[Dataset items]
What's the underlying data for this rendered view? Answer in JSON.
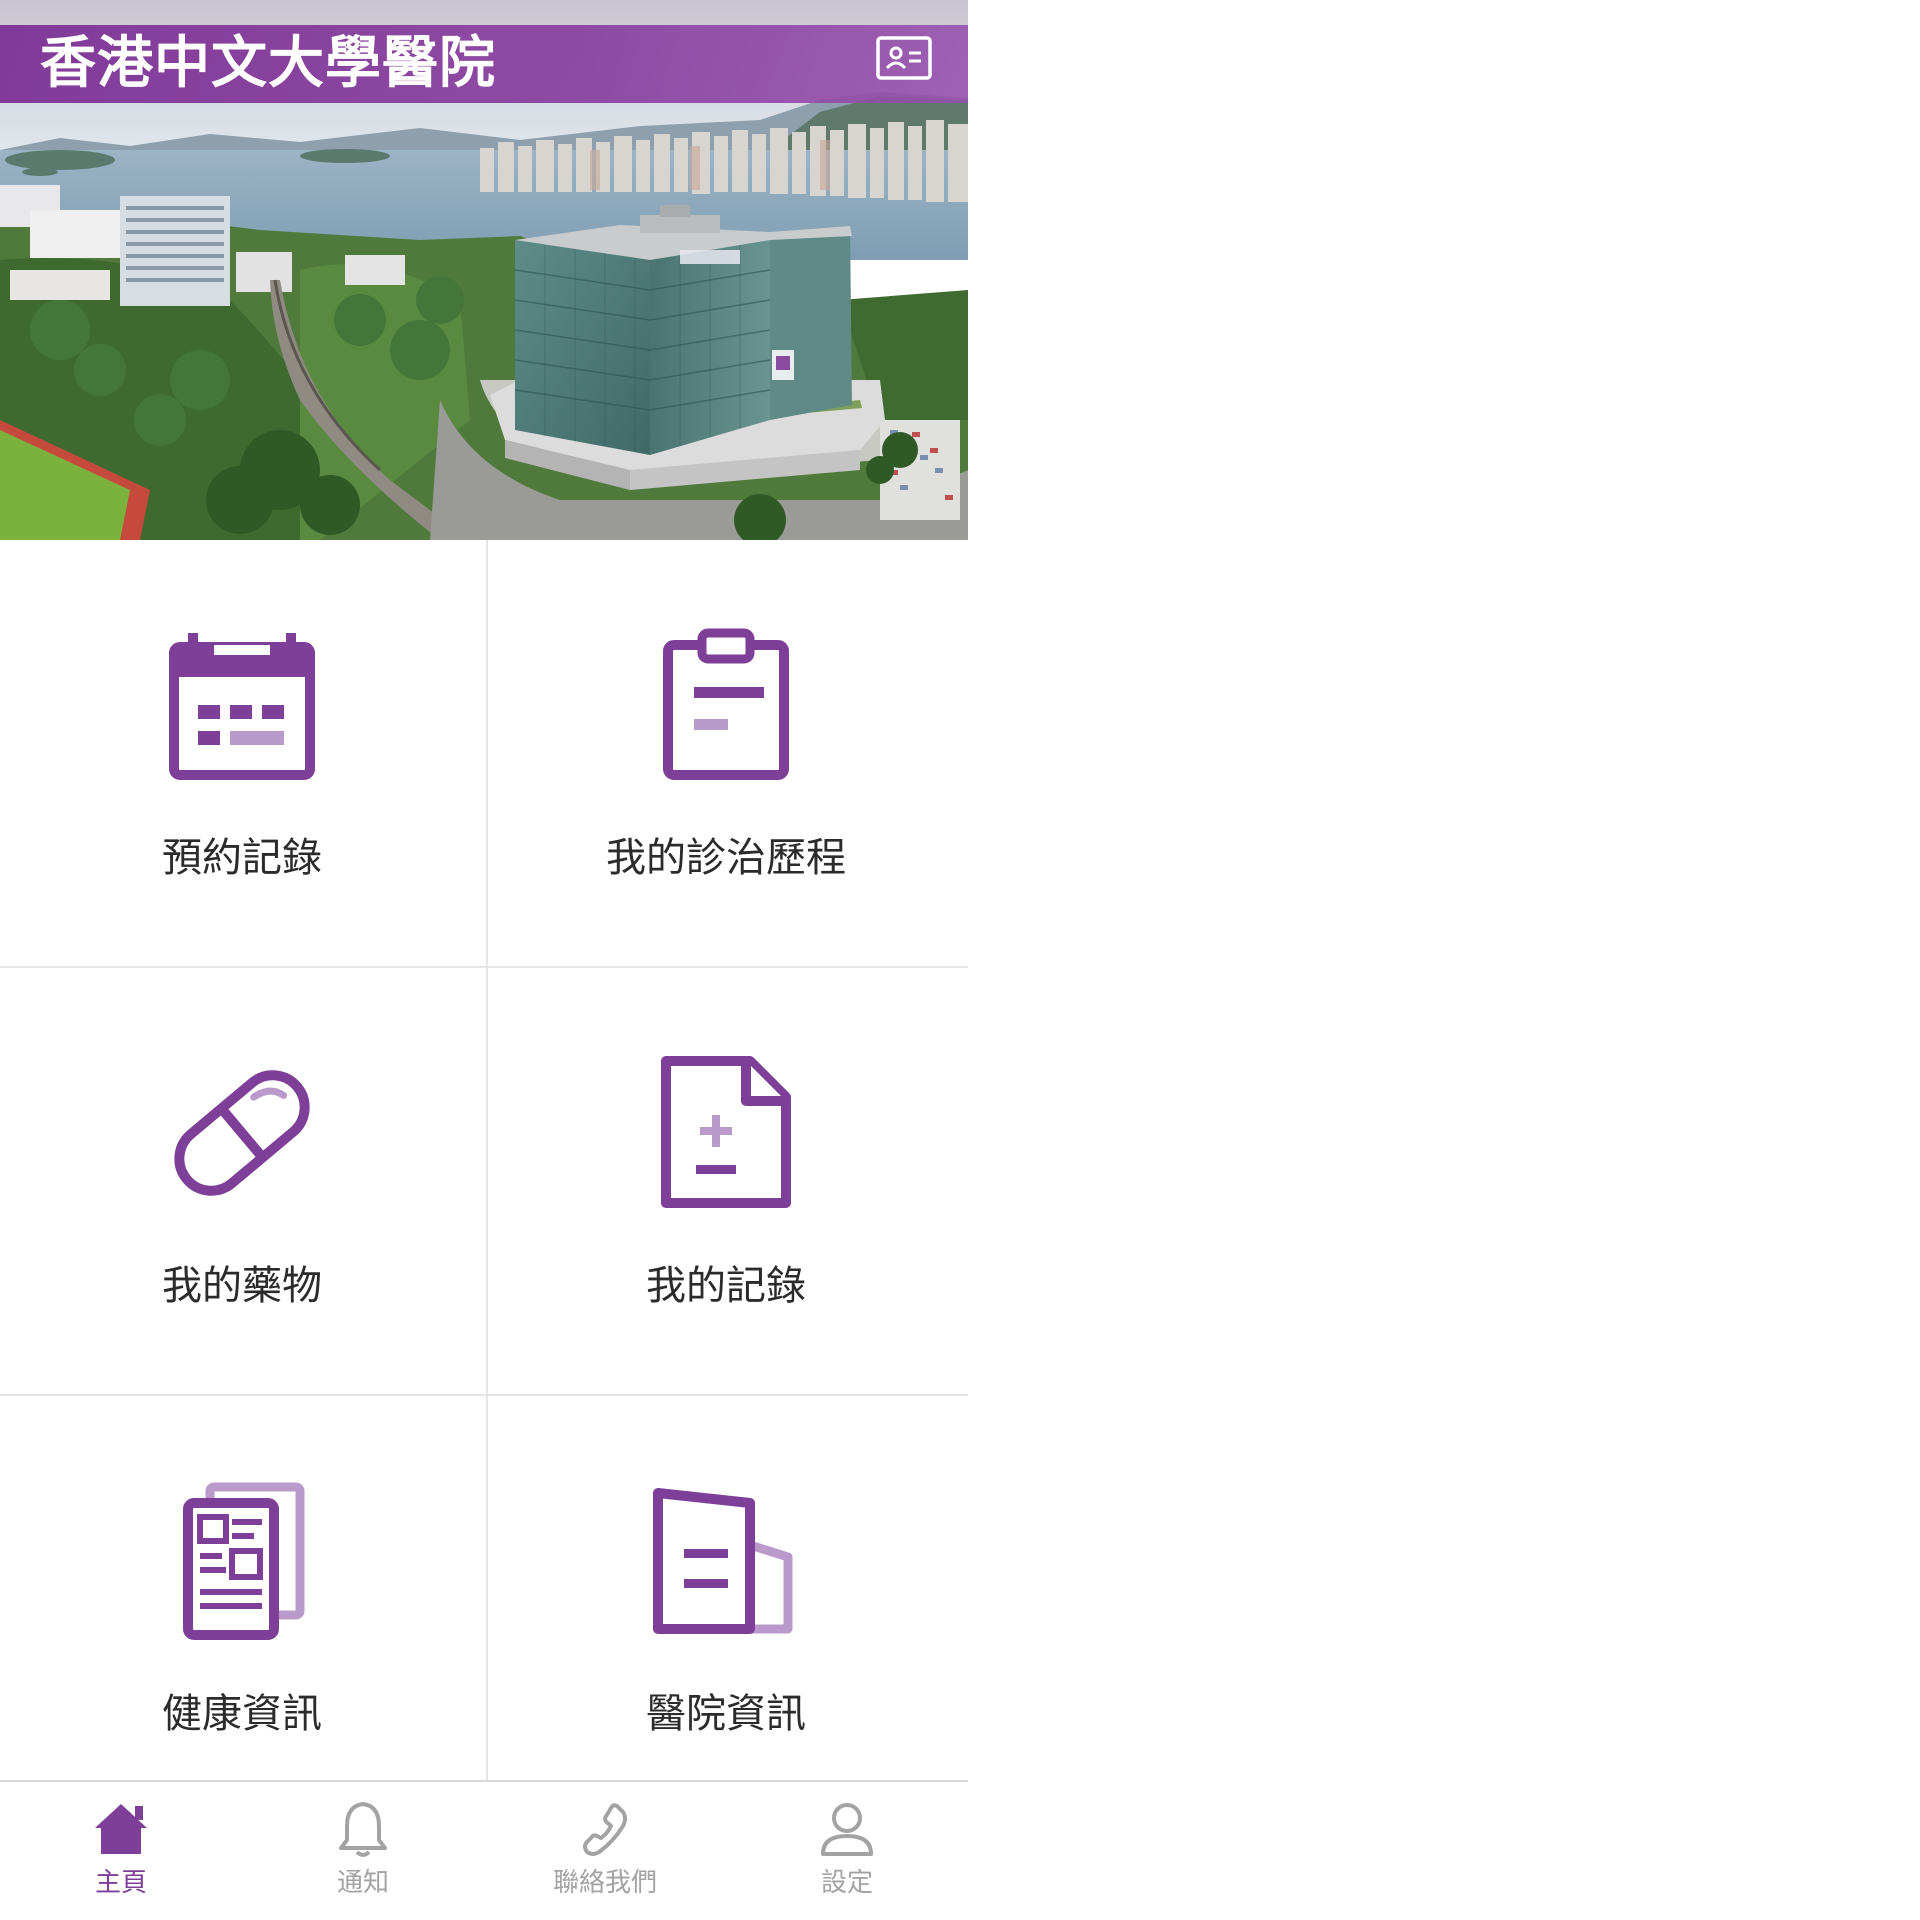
{
  "header": {
    "title": "香港中文大學醫院",
    "id_card_icon": "id-card-icon"
  },
  "hero": {
    "image": "hospital-aerial-photo"
  },
  "colors": {
    "primary": "#7e3f98",
    "primary_light": "#b99acb",
    "label_text": "#2b2b2b",
    "inactive_nav": "#a3a3a3",
    "divider": "#e6e6e6"
  },
  "tiles": [
    {
      "label": "預約記錄",
      "icon": "calendar-icon"
    },
    {
      "label": "我的診治歷程",
      "icon": "clipboard-icon"
    },
    {
      "label": "我的藥物",
      "icon": "pill-icon"
    },
    {
      "label": "我的記錄",
      "icon": "medical-document-icon"
    },
    {
      "label": "健康資訊",
      "icon": "newspaper-icon"
    },
    {
      "label": "醫院資訊",
      "icon": "hospital-building-icon"
    }
  ],
  "nav": {
    "active": "主頁",
    "items": [
      {
        "label": "主頁",
        "icon": "home-icon"
      },
      {
        "label": "通知",
        "icon": "bell-icon"
      },
      {
        "label": "聯絡我們",
        "icon": "phone-icon"
      },
      {
        "label": "設定",
        "icon": "user-icon"
      }
    ]
  }
}
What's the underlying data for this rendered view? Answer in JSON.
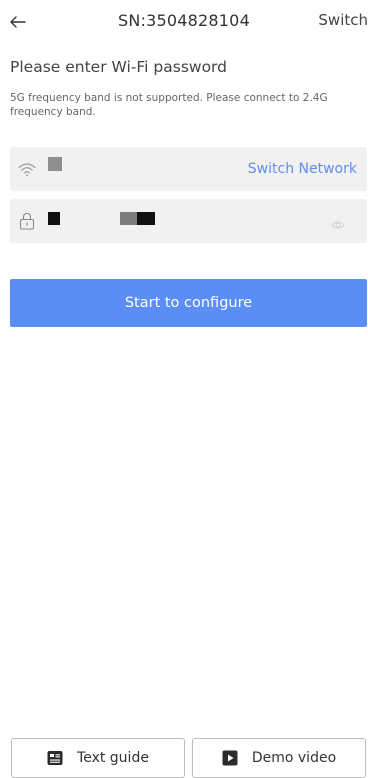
{
  "header": {
    "back_icon": "arrow-left-icon",
    "title": "SN:3504828104",
    "switch_label": "Switch"
  },
  "main": {
    "heading": "Please enter Wi-Fi password",
    "subtext": "5G frequency band is not supported. Please connect to 2.4G frequency band.",
    "ssid_field": {
      "icon": "wifi-icon",
      "value_redacted": true,
      "switch_network_label": "Switch Network"
    },
    "password_field": {
      "icon": "lock-icon",
      "value_redacted": true,
      "visibility_icon": "eye-icon"
    },
    "configure_button_label": "Start to configure"
  },
  "footer": {
    "text_guide_label": "Text guide",
    "text_guide_icon": "document-icon",
    "demo_video_label": "Demo video",
    "demo_video_icon": "play-icon"
  },
  "colors": {
    "accent": "#5a8ef4",
    "link": "#5e8ef0",
    "field_bg": "#f1f1f1"
  }
}
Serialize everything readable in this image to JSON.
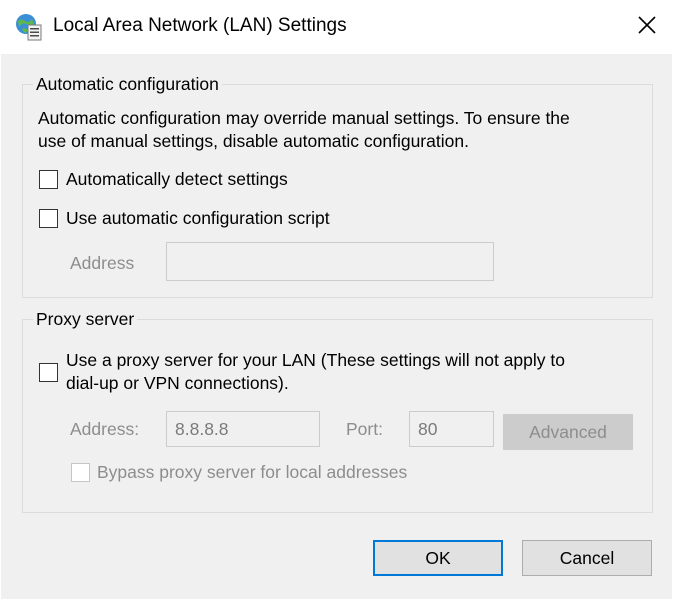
{
  "window": {
    "title": "Local Area Network (LAN) Settings",
    "icon": "network-globe-settings-icon",
    "close_icon": "close-icon"
  },
  "auto_config": {
    "legend": "Automatic configuration",
    "description_line1": "Automatic configuration may override manual settings.  To ensure the",
    "description_line2": "use of manual settings, disable automatic configuration.",
    "auto_detect_label": "Automatically detect settings",
    "auto_detect_checked": false,
    "use_script_label": "Use automatic configuration script",
    "use_script_checked": false,
    "address_label": "Address",
    "address_value": ""
  },
  "proxy": {
    "legend": "Proxy server",
    "use_proxy_label_line1": "Use a proxy server for your LAN (These settings will not apply to",
    "use_proxy_label_line2": "dial-up or VPN connections).",
    "use_proxy_checked": false,
    "address_label": "Address:",
    "address_value": "8.8.8.8",
    "port_label": "Port:",
    "port_value": "80",
    "advanced_label": "Advanced",
    "bypass_label": "Bypass proxy server for local addresses",
    "bypass_checked": false
  },
  "buttons": {
    "ok": "OK",
    "cancel": "Cancel"
  },
  "colors": {
    "accent": "#0078d7",
    "dialog_bg": "#f0f0f0",
    "disabled_text": "#8d8d8d"
  }
}
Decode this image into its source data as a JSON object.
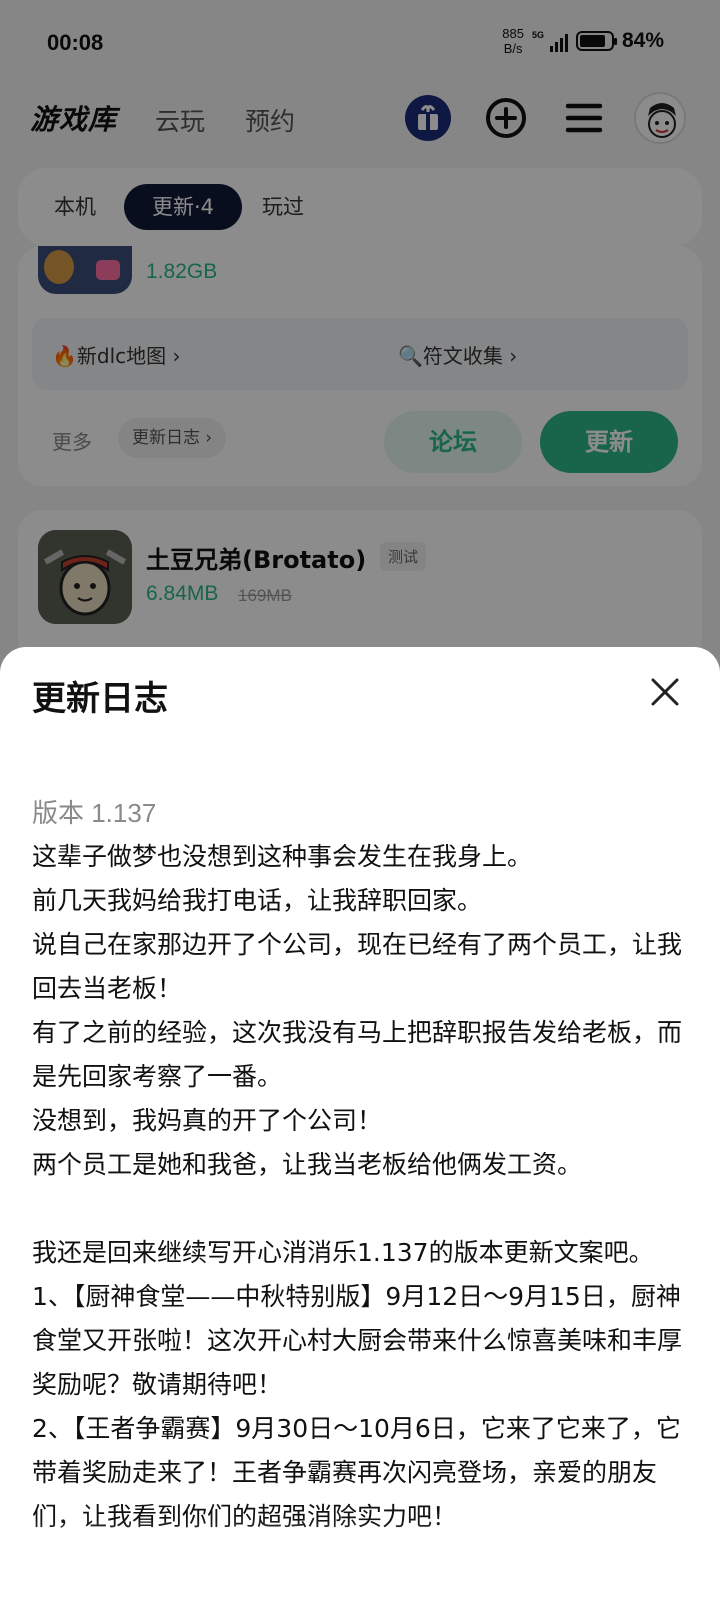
{
  "status_bar": {
    "time": "00:08",
    "net_speed_value": "885",
    "net_speed_unit": "B/s",
    "signal_tag": "5G",
    "battery": "84%"
  },
  "nav": {
    "brand": "游戏库",
    "tabs": [
      "云玩",
      "预约"
    ]
  },
  "segments": {
    "local": "本机",
    "updates": "更新·4",
    "played": "玩过"
  },
  "card1": {
    "size": "1.82GB",
    "link1": "🔥新dlc地图 ›",
    "link2": "🔍符文收集 ›",
    "more": "更多",
    "changelog_chip": "更新日志 ›",
    "forum": "论坛",
    "update": "更新"
  },
  "card2": {
    "title": "土豆兄弟(Brotato)",
    "badge": "测试",
    "size": "6.84MB",
    "old_size": "169MB"
  },
  "sheet": {
    "title": "更新日志",
    "version": "版本 1.137",
    "notes": [
      "这辈子做梦也没想到这种事会发生在我身上。",
      "前几天我妈给我打电话，让我辞职回家。",
      "说自己在家那边开了个公司，现在已经有了两个员工，让我回去当老板！",
      "有了之前的经验，这次我没有马上把辞职报告发给老板，而是先回家考察了一番。",
      "没想到，我妈真的开了个公司！",
      "两个员工是她和我爸，让我当老板给他俩发工资。",
      " ",
      "我还是回来继续写开心消消乐1.137的版本更新文案吧。",
      "1、【厨神食堂——中秋特别版】9月12日～9月15日，厨神食堂又开张啦！这次开心村大厨会带来什么惊喜美味和丰厚奖励呢？敬请期待吧！",
      "2、【王者争霸赛】9月30日～10月6日，它来了它来了，它带着奖励走来了！王者争霸赛再次闪亮登场，亲爱的朋友们，让我看到你们的超强消除实力吧！"
    ]
  }
}
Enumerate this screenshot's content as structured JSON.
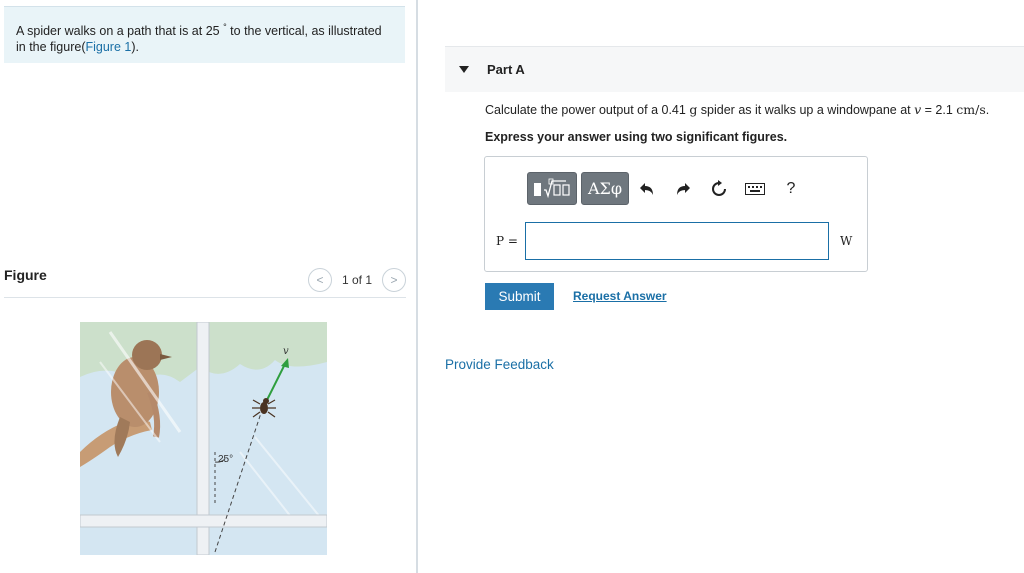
{
  "intro": {
    "text_before": "A spider walks on a path that is at 25",
    "degree_symbol": "°",
    "text_after": " to the vertical, as illustrated in the figure(",
    "figure_link": "Figure 1",
    "text_end": ")."
  },
  "figure": {
    "title": "Figure",
    "pager_prev": "<",
    "pager_text": "1 of 1",
    "pager_next": ">",
    "angle_label": "25°",
    "velocity_label": "v"
  },
  "part": {
    "title": "Part A"
  },
  "question": {
    "prefix": "Calculate the power output of a 0.41 ",
    "mass_unit": "g",
    "middle": " spider as it walks up a windowpane at ",
    "velocity_symbol": "v",
    "value": " = 2.1 ",
    "velocity_unit": "cm/s",
    "suffix": "."
  },
  "instruction": "Express your answer using two significant figures.",
  "toolbar": {
    "greek_label": "ΑΣφ",
    "help_label": "?"
  },
  "answer": {
    "label": "P =",
    "value": "",
    "unit": "W"
  },
  "actions": {
    "submit_label": "Submit",
    "request_answer_label": "Request Answer",
    "feedback_label": "Provide Feedback"
  },
  "colors": {
    "accent": "#2a7ab3",
    "link": "#1a6fa6",
    "intro_bg": "#e9f4f8",
    "toolbar_btn": "#6f777e",
    "arrow_green": "#2e9e3e"
  }
}
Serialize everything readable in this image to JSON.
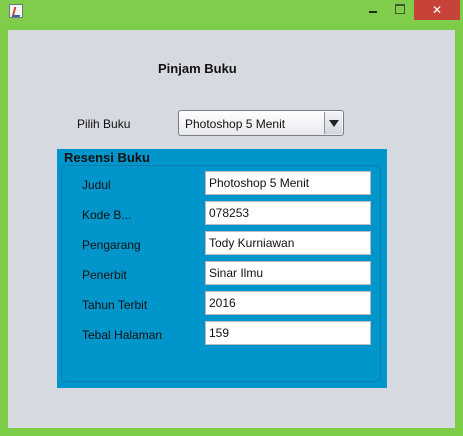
{
  "window": {
    "controls": {
      "minimize": "",
      "maximize": "",
      "close": "✕"
    }
  },
  "form": {
    "title": "Pinjam Buku",
    "pilih_label": "Pilih Buku",
    "selected_book": "Photoshop 5 Menit"
  },
  "panel": {
    "title": "Resensi Buku",
    "rows": [
      {
        "label": "Judul",
        "value": "Photoshop 5 Menit"
      },
      {
        "label": "Kode B...",
        "value": "078253"
      },
      {
        "label": "Pengarang",
        "value": "Tody Kurniawan"
      },
      {
        "label": "Penerbit",
        "value": "Sinar Ilmu"
      },
      {
        "label": "Tahun Terbit",
        "value": "2016"
      },
      {
        "label": "Tebal Halaman",
        "value": "159"
      }
    ]
  },
  "colors": {
    "titlebar": "#7fcd4a",
    "close_button": "#c7433a",
    "content_bg": "#d6d9e0",
    "panel_bg": "#0096cc"
  }
}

> **EXERCISE TASK**: Scan the material above for the string "configuration" and report each line where you find it.

> **OUTPUT OF THE EXERCISE**:
    "legend": "Automatic configuration",
    "description_line1": "Automatic configuration may override manual settings.  To ensure the",
    "description_line2": "use of manual settings, disable automatic configuration.",
    "use_script_label": "Use automatic configuration script",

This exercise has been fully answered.